Aim → Copy out each line of the material in which the word "this" appears.

····················

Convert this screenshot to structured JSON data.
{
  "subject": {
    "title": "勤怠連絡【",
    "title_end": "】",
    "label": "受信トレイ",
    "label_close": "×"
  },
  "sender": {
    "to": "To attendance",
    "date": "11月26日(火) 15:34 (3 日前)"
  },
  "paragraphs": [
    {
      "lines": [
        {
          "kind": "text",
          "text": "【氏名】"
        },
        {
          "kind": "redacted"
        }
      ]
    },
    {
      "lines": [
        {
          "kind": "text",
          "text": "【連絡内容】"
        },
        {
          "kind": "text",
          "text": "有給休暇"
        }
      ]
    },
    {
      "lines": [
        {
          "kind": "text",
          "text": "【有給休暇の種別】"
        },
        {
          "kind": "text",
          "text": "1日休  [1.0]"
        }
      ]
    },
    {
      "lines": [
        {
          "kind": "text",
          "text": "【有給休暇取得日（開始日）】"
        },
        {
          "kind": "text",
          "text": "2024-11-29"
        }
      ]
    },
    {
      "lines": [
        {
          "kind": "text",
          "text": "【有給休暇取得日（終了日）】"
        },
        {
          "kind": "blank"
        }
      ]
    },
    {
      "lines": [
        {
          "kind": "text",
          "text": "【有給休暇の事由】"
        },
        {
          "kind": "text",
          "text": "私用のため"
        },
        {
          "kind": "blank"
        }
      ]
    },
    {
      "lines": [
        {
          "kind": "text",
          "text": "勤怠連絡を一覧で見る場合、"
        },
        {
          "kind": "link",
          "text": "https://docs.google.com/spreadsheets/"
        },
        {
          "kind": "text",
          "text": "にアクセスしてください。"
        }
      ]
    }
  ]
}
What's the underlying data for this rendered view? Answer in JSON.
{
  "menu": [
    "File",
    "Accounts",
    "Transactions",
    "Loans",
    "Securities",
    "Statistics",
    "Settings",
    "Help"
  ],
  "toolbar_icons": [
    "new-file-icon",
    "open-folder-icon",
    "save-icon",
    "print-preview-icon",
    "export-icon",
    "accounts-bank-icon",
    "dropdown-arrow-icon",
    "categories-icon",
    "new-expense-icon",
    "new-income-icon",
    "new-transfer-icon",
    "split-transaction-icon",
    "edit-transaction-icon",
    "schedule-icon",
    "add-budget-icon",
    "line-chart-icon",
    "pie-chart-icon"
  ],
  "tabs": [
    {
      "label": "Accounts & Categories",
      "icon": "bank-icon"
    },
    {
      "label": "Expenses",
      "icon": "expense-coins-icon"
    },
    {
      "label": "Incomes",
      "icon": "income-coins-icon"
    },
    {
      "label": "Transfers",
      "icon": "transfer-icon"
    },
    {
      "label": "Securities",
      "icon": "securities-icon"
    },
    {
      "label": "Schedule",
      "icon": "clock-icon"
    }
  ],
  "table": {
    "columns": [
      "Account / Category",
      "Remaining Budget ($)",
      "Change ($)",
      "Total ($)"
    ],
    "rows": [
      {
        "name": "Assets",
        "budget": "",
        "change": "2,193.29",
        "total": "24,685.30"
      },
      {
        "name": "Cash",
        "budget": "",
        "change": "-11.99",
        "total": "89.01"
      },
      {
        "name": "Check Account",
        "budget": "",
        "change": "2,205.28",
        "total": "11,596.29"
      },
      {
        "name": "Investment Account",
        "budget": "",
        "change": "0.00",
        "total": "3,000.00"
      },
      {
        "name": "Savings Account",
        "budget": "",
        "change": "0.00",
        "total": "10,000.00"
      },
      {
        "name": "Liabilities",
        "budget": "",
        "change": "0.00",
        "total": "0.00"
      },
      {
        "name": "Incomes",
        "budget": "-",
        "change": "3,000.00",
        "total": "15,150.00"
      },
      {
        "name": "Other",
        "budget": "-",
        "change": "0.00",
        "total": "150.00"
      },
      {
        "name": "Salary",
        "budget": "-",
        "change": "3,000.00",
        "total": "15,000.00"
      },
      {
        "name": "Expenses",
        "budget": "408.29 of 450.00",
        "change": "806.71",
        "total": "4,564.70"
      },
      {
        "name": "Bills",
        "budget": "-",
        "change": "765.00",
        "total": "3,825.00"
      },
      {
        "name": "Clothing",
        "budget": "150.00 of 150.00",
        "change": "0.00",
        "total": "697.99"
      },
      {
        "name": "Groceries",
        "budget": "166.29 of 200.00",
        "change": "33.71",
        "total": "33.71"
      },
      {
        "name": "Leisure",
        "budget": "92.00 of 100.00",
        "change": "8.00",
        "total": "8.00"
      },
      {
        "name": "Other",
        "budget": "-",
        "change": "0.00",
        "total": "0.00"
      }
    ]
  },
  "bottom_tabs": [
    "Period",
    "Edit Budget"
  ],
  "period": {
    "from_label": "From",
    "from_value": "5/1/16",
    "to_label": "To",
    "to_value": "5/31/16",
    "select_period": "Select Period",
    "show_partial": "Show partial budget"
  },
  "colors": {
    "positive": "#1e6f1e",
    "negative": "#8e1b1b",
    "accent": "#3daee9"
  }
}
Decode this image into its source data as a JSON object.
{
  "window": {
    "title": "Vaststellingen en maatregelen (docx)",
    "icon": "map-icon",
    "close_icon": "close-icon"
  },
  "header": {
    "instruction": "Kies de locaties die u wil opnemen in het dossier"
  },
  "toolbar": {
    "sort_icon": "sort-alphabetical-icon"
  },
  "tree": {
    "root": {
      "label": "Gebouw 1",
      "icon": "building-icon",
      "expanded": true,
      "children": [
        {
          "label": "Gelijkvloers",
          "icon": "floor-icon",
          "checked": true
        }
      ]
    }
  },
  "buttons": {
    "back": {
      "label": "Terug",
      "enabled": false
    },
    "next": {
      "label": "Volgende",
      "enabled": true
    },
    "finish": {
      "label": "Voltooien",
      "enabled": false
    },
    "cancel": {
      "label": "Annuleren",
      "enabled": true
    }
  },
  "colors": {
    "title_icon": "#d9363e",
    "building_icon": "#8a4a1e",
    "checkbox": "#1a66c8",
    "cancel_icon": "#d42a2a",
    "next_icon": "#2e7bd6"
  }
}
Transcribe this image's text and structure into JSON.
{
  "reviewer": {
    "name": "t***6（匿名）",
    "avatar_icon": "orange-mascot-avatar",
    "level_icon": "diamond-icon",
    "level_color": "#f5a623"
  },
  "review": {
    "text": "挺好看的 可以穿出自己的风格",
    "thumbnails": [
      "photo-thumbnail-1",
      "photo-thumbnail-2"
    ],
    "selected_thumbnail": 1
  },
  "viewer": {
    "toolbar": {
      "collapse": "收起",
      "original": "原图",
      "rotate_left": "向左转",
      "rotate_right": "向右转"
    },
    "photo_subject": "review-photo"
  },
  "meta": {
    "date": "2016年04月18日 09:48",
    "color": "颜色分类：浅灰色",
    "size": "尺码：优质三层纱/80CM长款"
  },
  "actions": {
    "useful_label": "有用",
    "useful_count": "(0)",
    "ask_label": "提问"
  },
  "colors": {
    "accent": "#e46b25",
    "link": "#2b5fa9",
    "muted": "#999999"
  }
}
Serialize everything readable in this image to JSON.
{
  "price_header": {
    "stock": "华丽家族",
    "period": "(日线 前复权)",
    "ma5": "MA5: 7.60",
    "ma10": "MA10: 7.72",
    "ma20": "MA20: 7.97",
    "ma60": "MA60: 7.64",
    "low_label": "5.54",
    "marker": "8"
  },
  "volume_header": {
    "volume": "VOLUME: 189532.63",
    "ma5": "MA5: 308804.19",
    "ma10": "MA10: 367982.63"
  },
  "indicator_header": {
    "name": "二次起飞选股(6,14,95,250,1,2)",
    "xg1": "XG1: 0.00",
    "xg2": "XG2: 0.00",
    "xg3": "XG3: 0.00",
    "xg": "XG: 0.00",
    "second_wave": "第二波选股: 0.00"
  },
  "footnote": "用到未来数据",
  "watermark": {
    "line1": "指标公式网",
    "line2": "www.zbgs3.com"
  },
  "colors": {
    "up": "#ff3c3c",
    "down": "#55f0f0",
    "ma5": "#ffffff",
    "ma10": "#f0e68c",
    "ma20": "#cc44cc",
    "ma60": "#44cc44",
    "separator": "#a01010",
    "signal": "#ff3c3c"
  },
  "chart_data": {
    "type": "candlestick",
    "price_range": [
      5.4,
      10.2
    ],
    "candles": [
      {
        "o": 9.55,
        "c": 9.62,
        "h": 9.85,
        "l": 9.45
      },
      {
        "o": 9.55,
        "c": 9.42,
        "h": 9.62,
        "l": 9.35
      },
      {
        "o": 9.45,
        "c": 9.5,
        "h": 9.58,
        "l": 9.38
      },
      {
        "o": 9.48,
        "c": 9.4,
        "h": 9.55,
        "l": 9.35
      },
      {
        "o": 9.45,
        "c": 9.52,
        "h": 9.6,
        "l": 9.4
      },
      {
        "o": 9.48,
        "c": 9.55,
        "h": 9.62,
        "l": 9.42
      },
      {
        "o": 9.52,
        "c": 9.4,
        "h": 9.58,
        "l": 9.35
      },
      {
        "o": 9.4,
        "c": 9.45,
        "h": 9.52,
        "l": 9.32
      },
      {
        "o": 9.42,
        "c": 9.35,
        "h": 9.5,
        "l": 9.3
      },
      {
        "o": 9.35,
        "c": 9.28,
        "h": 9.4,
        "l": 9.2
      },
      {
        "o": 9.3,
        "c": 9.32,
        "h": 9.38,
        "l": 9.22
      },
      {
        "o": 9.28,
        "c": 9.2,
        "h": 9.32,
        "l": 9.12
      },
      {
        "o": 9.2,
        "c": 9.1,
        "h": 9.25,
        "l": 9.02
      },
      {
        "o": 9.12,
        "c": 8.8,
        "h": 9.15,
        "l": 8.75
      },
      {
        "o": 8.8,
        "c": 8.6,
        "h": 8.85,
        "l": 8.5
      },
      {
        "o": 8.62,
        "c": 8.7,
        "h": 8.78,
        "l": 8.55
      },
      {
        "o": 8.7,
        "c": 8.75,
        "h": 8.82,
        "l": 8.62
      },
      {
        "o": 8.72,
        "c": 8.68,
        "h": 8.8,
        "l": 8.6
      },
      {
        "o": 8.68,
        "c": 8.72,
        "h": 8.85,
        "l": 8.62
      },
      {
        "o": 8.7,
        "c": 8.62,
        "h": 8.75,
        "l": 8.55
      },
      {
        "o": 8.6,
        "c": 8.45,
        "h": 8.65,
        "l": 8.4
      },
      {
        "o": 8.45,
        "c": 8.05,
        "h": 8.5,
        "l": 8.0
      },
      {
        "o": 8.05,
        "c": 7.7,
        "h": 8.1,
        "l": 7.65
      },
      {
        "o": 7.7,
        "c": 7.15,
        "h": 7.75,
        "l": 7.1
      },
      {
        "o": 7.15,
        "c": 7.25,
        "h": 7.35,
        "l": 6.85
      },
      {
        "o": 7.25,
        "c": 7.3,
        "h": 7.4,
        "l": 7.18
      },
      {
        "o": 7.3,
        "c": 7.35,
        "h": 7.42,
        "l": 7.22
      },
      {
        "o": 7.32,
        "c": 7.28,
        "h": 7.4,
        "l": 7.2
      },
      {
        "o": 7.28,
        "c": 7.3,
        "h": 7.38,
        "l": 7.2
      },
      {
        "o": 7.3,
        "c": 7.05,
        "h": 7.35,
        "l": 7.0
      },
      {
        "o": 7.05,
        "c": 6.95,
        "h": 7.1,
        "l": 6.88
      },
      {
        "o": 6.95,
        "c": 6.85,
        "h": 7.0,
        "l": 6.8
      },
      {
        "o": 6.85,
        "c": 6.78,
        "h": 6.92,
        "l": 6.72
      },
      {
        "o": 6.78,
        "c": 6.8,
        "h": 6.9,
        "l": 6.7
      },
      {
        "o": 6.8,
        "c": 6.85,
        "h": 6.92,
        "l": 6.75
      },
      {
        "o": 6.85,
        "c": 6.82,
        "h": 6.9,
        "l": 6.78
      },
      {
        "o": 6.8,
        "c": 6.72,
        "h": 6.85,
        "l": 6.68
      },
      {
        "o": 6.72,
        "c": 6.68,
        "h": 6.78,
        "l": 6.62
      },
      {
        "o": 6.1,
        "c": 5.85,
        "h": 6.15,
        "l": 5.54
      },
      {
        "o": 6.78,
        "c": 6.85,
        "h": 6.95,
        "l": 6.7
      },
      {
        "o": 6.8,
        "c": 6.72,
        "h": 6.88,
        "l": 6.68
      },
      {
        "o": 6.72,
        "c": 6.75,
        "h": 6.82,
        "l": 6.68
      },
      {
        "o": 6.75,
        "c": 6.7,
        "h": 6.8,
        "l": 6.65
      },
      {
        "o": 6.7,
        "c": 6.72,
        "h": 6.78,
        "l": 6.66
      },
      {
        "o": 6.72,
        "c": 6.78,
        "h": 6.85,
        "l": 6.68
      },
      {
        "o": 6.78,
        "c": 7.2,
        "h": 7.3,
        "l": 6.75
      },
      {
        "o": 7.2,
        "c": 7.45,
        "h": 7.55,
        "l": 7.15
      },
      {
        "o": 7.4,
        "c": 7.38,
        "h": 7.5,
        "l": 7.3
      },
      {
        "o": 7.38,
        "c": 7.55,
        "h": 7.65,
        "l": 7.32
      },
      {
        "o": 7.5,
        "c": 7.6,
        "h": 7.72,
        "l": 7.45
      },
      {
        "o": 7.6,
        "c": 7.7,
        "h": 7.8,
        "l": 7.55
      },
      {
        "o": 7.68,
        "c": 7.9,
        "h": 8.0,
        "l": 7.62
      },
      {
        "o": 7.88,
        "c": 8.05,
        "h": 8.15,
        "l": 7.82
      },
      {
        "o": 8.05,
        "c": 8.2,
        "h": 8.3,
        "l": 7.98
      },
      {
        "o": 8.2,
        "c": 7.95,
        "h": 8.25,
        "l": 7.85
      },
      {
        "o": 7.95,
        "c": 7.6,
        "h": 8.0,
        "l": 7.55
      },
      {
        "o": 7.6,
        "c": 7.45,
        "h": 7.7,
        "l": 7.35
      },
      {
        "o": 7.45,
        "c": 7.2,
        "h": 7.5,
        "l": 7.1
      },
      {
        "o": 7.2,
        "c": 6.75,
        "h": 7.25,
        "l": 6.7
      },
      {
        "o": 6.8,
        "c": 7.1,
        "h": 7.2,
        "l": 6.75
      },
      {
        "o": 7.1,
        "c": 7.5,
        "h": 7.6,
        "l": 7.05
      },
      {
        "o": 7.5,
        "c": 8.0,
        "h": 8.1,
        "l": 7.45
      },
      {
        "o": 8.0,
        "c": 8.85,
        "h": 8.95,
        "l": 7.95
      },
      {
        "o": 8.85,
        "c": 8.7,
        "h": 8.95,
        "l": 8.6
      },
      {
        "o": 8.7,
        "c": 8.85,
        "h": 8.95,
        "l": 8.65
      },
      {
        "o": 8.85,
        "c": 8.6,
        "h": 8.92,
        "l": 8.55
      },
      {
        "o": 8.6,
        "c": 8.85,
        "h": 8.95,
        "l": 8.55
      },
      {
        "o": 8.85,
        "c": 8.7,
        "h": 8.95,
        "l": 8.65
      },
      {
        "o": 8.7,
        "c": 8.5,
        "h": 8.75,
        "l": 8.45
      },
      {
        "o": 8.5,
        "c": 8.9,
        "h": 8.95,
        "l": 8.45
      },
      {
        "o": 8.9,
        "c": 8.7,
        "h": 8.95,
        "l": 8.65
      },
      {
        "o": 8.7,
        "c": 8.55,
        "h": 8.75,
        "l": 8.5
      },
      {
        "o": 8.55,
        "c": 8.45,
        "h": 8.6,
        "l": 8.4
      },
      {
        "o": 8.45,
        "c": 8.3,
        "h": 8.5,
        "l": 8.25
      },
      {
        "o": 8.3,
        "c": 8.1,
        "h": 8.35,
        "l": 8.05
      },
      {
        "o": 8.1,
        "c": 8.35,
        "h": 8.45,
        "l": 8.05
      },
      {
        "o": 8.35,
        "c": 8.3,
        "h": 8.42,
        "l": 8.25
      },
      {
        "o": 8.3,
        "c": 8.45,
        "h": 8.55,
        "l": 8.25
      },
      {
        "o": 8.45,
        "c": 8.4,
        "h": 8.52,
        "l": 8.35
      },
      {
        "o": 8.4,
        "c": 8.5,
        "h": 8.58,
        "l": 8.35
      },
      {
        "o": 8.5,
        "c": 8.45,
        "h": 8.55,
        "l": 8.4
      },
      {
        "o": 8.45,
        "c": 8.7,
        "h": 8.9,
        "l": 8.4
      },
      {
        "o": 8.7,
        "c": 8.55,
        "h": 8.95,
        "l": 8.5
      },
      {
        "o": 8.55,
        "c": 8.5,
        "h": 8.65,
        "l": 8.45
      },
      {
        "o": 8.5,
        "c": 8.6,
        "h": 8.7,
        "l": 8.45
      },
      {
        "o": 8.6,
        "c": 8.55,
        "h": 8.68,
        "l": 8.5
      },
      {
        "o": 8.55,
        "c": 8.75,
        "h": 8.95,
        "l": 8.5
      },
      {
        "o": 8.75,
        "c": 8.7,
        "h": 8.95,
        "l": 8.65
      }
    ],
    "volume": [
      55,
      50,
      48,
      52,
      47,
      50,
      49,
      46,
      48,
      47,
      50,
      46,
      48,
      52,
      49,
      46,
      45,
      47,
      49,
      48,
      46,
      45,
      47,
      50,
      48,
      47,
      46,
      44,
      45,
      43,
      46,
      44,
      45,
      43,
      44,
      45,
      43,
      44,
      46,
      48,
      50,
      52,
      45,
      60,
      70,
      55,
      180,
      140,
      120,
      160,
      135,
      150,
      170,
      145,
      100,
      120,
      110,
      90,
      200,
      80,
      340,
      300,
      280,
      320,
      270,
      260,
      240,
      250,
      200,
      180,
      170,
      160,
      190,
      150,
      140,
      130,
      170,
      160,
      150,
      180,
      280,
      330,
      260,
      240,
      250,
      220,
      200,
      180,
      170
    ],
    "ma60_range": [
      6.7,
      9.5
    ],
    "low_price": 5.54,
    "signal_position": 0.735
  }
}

····················

Completed task →
Convert this screenshot to structured JSON data.
What's the underlying data for this rendered view? Answer in JSON.
Decode this image into its source data as a JSON object.
Transcribe this image's text and structure into JSON.
Serialize everything readable in this image to JSON.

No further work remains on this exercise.